> _PROBLEM TO WORK ON_: Output the lines that follow exactly as they are.

> _Recorded data_:
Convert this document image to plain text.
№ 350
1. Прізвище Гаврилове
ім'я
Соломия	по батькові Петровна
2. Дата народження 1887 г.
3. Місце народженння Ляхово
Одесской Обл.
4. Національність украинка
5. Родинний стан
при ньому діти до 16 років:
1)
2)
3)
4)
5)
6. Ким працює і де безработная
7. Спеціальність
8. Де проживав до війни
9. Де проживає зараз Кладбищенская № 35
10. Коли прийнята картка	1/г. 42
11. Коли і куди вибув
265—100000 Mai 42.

> _EXPECTED ANSWER_:
Convert this document image to plain text.
№ 350
1. Прізвище Гаврилове
ім'я
Соломия	по батькові Петровна
2. Дата народження 1887 г.
3. Місце народженння Ляхово
Одесской Обл.
4. Національність украинка
5. Родинний стан
при ньому діти до 16 років:
1)
2)
3)
4)
5)
6. Ким працює і де безработная
7. Спеціальність
8. Де проживав до війни
9. Де проживає зараз Кладбищенская № 35
10. Коли прийнята картка	1/г. 42
11. Коли і куди вибув
265—100000 Mai 42.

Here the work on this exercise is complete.